== Record set ==

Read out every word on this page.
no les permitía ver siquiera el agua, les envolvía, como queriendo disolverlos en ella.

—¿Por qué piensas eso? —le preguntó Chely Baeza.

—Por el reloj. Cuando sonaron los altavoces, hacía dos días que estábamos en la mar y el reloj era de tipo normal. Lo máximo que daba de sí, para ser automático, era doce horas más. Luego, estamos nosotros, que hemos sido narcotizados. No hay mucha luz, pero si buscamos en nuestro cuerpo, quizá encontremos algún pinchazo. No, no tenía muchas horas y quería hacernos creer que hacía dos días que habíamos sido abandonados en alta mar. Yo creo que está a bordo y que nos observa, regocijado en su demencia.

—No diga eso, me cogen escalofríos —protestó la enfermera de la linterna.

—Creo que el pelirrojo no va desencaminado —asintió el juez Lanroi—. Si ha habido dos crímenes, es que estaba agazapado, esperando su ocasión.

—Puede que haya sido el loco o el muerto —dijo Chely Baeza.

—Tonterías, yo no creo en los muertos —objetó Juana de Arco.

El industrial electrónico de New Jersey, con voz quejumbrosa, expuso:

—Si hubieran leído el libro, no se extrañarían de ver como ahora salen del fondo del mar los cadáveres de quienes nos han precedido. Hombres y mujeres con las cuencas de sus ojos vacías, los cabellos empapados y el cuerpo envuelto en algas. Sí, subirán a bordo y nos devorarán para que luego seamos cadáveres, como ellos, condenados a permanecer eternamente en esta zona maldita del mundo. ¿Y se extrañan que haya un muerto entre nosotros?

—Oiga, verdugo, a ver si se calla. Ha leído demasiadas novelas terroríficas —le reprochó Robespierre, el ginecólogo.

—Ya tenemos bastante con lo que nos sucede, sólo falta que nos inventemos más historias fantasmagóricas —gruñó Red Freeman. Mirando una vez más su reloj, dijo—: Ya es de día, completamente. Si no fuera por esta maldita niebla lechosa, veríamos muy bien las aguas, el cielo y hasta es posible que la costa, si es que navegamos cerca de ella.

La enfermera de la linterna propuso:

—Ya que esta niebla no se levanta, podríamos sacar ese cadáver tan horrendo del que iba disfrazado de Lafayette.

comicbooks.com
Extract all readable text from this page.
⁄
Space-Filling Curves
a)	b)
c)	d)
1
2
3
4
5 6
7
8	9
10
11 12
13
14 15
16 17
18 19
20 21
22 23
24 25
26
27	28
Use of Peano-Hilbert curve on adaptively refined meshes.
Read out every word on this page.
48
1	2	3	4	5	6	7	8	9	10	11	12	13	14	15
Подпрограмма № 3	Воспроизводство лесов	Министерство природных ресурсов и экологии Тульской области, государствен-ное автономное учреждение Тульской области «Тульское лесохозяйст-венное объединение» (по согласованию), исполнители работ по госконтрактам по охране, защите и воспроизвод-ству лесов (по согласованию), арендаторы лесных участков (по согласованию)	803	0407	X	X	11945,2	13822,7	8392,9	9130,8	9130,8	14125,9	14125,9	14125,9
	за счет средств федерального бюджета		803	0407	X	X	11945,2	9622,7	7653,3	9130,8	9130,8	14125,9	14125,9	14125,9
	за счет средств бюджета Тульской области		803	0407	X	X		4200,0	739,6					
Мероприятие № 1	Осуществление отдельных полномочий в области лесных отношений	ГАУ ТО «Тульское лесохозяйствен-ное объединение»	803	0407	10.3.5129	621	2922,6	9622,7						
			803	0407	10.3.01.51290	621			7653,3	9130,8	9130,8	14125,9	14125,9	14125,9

===

Set task:
Filter the listing for the word "leído" and copy every line that holds it.

The completed task:
—Si hubieran leído el libro, no se extrañarían de ver como ahora salen del fondo del mar los cadáveres de quienes nos han precedido. Hombres y mujeres con las cuencas de sus ojos vacías, los cabellos empapados y el cuerpo envuelto en algas. Sí, subirán a bordo y nos devorarán para que luego seamos cadáveres, como ellos, condenados a permanecer eternamente en esta zona maldita del mundo. ¿Y se extrañan que haya un muerto entre nosotros?
—Oiga, verdugo, a ver si se calla. Ha leído demasiadas novelas terroríficas —le reprochó Robespierre, el ginecólogo.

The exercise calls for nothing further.